_What the task requires_
Count every line in the entries that contains "Sunumu". Report that count alone.

-------- The records --------

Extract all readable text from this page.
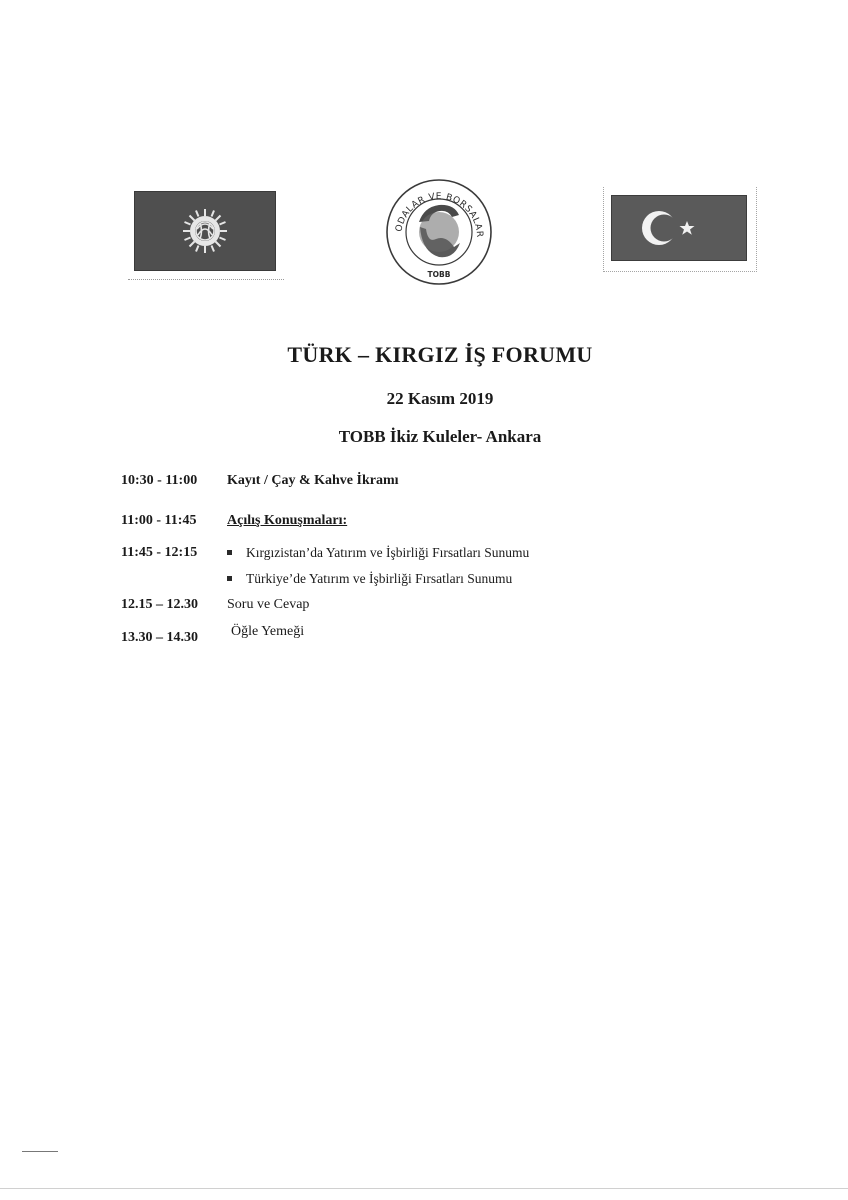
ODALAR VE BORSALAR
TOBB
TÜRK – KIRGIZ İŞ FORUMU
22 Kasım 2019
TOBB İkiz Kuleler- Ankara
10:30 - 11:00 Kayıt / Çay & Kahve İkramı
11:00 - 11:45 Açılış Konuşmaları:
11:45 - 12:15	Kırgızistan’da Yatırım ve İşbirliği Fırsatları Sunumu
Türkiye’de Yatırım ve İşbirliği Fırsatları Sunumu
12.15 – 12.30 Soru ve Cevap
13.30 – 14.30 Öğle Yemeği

--------

_Solution for this problem_
2